* **Required work**
Skip the pictures and extract all of the lines exactly as written.

* **Material provided**
— Begin —
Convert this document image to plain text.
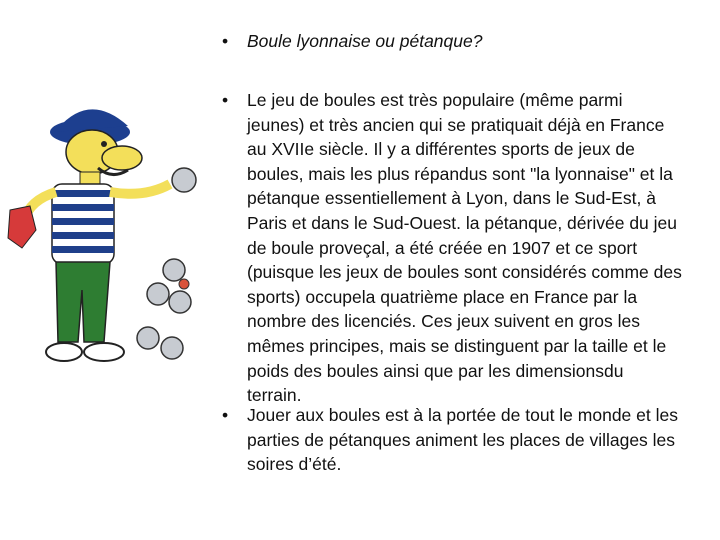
•	Boule lyonnaise ou pétanque?
•	Le jeu de boules est très populaire (même parmi jeunes) et très ancien qui se pratiquait déjà en France au XVIIe siècle. Il y a différentes sports de jeux de boules, mais les plus répandus sont "la lyonnaise" et la pétanque essentiellement à Lyon, dans le Sud-Est, à Paris et dans le Sud-Ouest. la pétanque, dérivée du jeu de boule proveçal, a été créée en 1907 et ce sport (puisque les jeux de boules sont considérés comme des sports) occupela quatrième place en France par la nombre des licenciés. Ces jeux suivent en gros les mêmes principes, mais se distinguent par la taille et le poids des boules ainsi que par les dimensionsdu terrain.
•	Jouer aux boules est à la portée de tout le monde et les parties de pétanques animent les places de villages les soires d’été.
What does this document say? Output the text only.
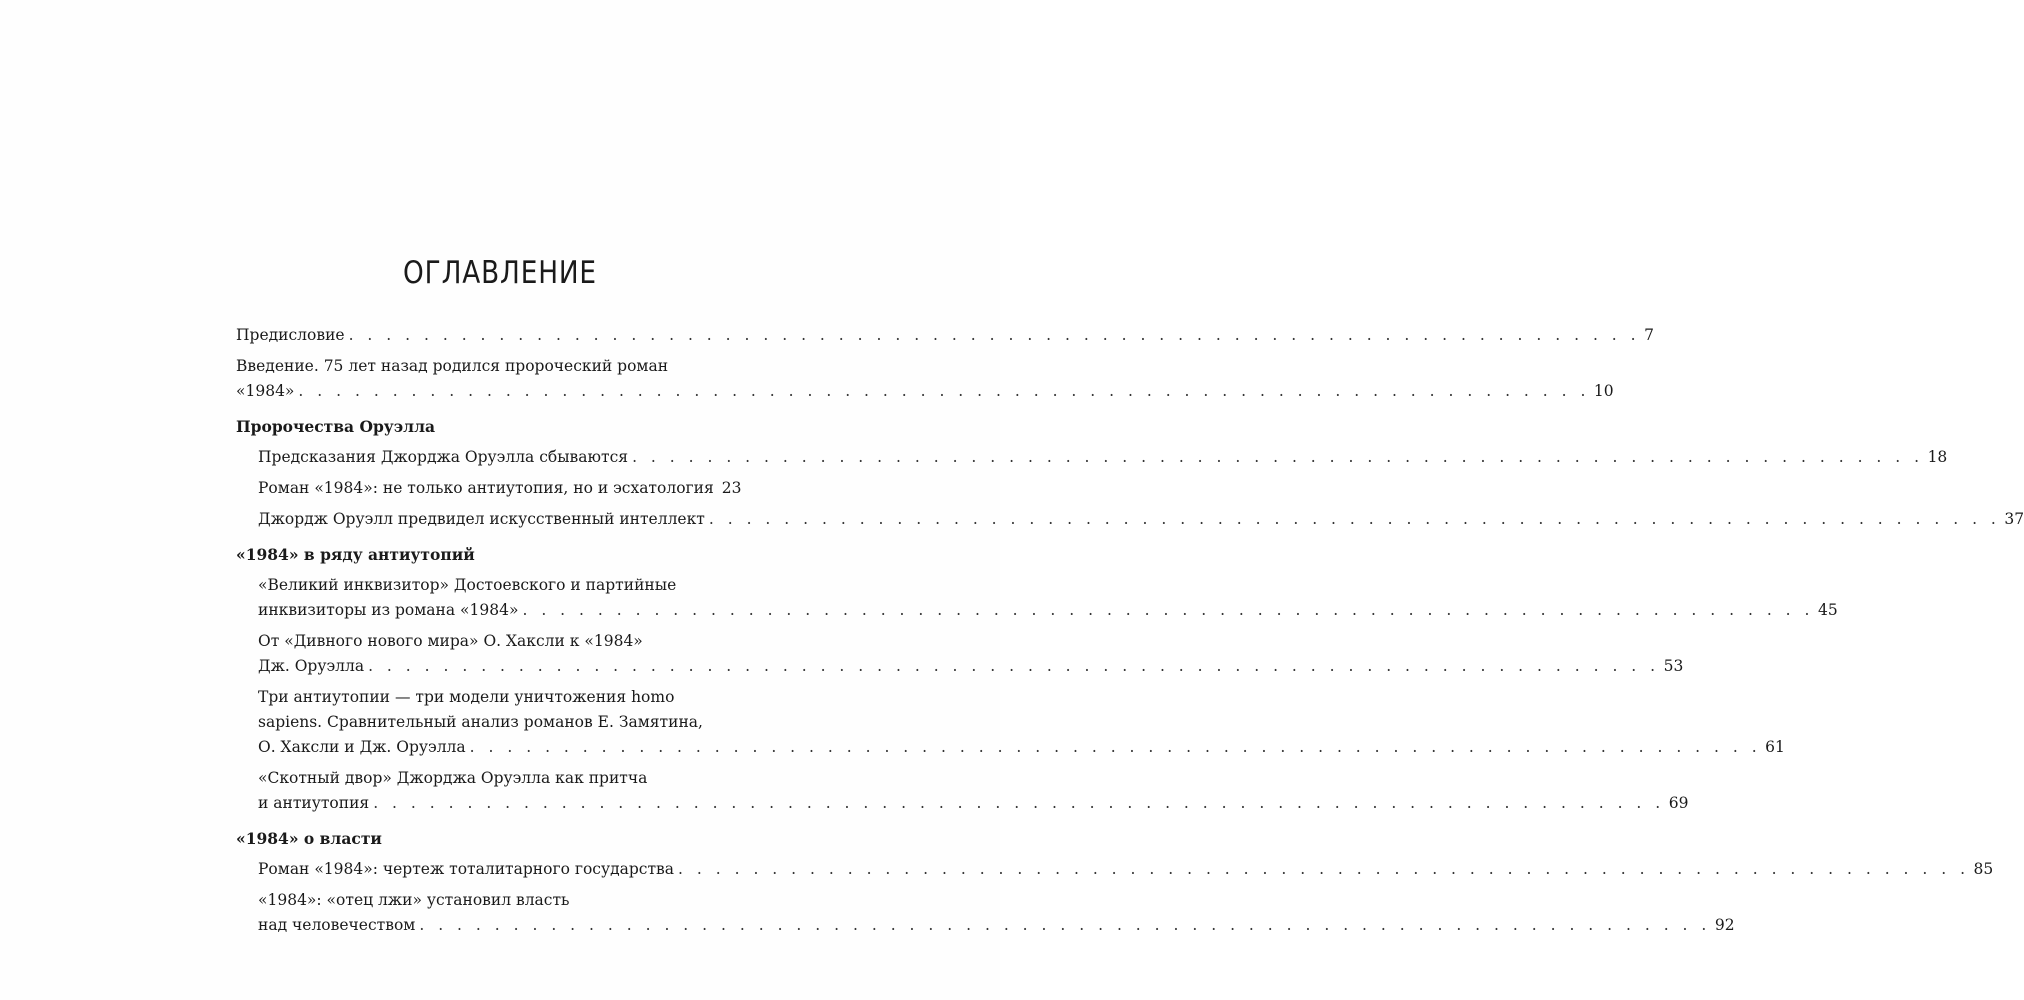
ОГЛАВЛЕНИЕ
Предисловие . . . . . . . . . . . . . . . . . . . . . . . . . . . . . . . . . . . . . . . . . . . . . . . . . . . . . . . . . . . . . . . . . . . . . 7
Введение. 75 лет назад родился пророческий роман
«1984» . . . . . . . . . . . . . . . . . . . . . . . . . . . . . . . . . . . . . . . . . . . . . . . . . . . . . . . . . . . . . . . . . . . . . 10
Пророчества Оруэлла
Предсказания Джорджа Оруэлла сбываются . . . . . . . . . . . . . . . . . . . . . . . . . . . . . . . . . . . . . . . . . . . . . . . . . . . . . . . . . . . . . . . . . . . . . 18
Роман «1984»: не только антиутопия, но и эсхатология 23
Джордж Оруэлл предвидел искусственный интеллект . . . . . . . . . . . . . . . . . . . . . . . . . . . . . . . . . . . . . . . . . . . . . . . . . . . . . . . . . . . . . . . . . . . . . 37
«1984» в ряду антиутопий
«Великий инквизитор» Достоевского и партийные
инквизиторы из романа «1984» . . . . . . . . . . . . . . . . . . . . . . . . . . . . . . . . . . . . . . . . . . . . . . . . . . . . . . . . . . . . . . . . . . . . . 45
От «Дивного нового мира» О. Хаксли к «1984»
Дж. Оруэлла . . . . . . . . . . . . . . . . . . . . . . . . . . . . . . . . . . . . . . . . . . . . . . . . . . . . . . . . . . . . . . . . . . . . . 53
Три антиутопии — три модели уничтожения homo
sapiens. Сравнительный анализ романов Е. Замятина,
О. Хаксли и Дж. Оруэлла . . . . . . . . . . . . . . . . . . . . . . . . . . . . . . . . . . . . . . . . . . . . . . . . . . . . . . . . . . . . . . . . . . . . . 61
«Скотный двор» Джорджа Оруэлла как притча
и антиутопия . . . . . . . . . . . . . . . . . . . . . . . . . . . . . . . . . . . . . . . . . . . . . . . . . . . . . . . . . . . . . . . . . . . . . 69
«1984» о власти
Роман «1984»: чертеж тоталитарного государства . . . . . . . . . . . . . . . . . . . . . . . . . . . . . . . . . . . . . . . . . . . . . . . . . . . . . . . . . . . . . . . . . . . . . 85
«1984»: «отец лжи» установил власть
над человечеством . . . . . . . . . . . . . . . . . . . . . . . . . . . . . . . . . . . . . . . . . . . . . . . . . . . . . . . . . . . . . . . . . . . . . 92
— End —
* **Answer for this exercise**
Convert this document image to plain text.
•	Boule lyonnaise ou pétanque?
•	Le jeu de boules est très populaire (même parmi jeunes) et très ancien qui se pratiquait déjà en France au XVIIe siècle. Il y a différentes sports de jeux de boules, mais les plus répandus sont "la lyonnaise" et la pétanque essentiellement à Lyon, dans le Sud-Est, à Paris et dans le Sud-Ouest. la pétanque, dérivée du jeu de boule proveçal, a été créée en 1907 et ce sport (puisque les jeux de boules sont considérés comme des sports) occupela quatrième place en France par la nombre des licenciés. Ces jeux suivent en gros les mêmes principes, mais se distinguent par la taille et le poids des boules ainsi que par les dimensionsdu terrain.
•	Jouer aux boules est à la portée de tout le monde et les parties de pétanques animent les places de villages les soires d’été.
What does this document say? Output the text only.
ОГЛАВЛЕНИЕ
Предисловие . . . . . . . . . . . . . . . . . . . . . . . . . . . . . . . . . . . . . . . . . . . . . . . . . . . . . . . . . . . . . . . . . . . . . 7
Введение. 75 лет назад родился пророческий роман
«1984» . . . . . . . . . . . . . . . . . . . . . . . . . . . . . . . . . . . . . . . . . . . . . . . . . . . . . . . . . . . . . . . . . . . . . 10
Пророчества Оруэлла
Предсказания Джорджа Оруэлла сбываются . . . . . . . . . . . . . . . . . . . . . . . . . . . . . . . . . . . . . . . . . . . . . . . . . . . . . . . . . . . . . . . . . . . . . 18
Роман «1984»: не только антиутопия, но и эсхатология 23
Джордж Оруэлл предвидел искусственный интеллект . . . . . . . . . . . . . . . . . . . . . . . . . . . . . . . . . . . . . . . . . . . . . . . . . . . . . . . . . . . . . . . . . . . . . 37
«1984» в ряду антиутопий
«Великий инквизитор» Достоевского и партийные
инквизиторы из романа «1984» . . . . . . . . . . . . . . . . . . . . . . . . . . . . . . . . . . . . . . . . . . . . . . . . . . . . . . . . . . . . . . . . . . . . . 45
От «Дивного нового мира» О. Хаксли к «1984»
Дж. Оруэлла . . . . . . . . . . . . . . . . . . . . . . . . . . . . . . . . . . . . . . . . . . . . . . . . . . . . . . . . . . . . . . . . . . . . . 53
Три антиутопии — три модели уничтожения homo
sapiens. Сравнительный анализ романов Е. Замятина,
О. Хаксли и Дж. Оруэлла . . . . . . . . . . . . . . . . . . . . . . . . . . . . . . . . . . . . . . . . . . . . . . . . . . . . . . . . . . . . . . . . . . . . . 61
«Скотный двор» Джорджа Оруэлла как притча
и антиутопия . . . . . . . . . . . . . . . . . . . . . . . . . . . . . . . . . . . . . . . . . . . . . . . . . . . . . . . . . . . . . . . . . . . . . 69
«1984» о власти
Роман «1984»: чертеж тоталитарного государства . . . . . . . . . . . . . . . . . . . . . . . . . . . . . . . . . . . . . . . . . . . . . . . . . . . . . . . . . . . . . . . . . . . . . 85
«1984»: «отец лжи» установил власть
над человечеством . . . . . . . . . . . . . . . . . . . . . . . . . . . . . . . . . . . . . . . . . . . . . . . . . . . . . . . . . . . . . . . . . . . . . 92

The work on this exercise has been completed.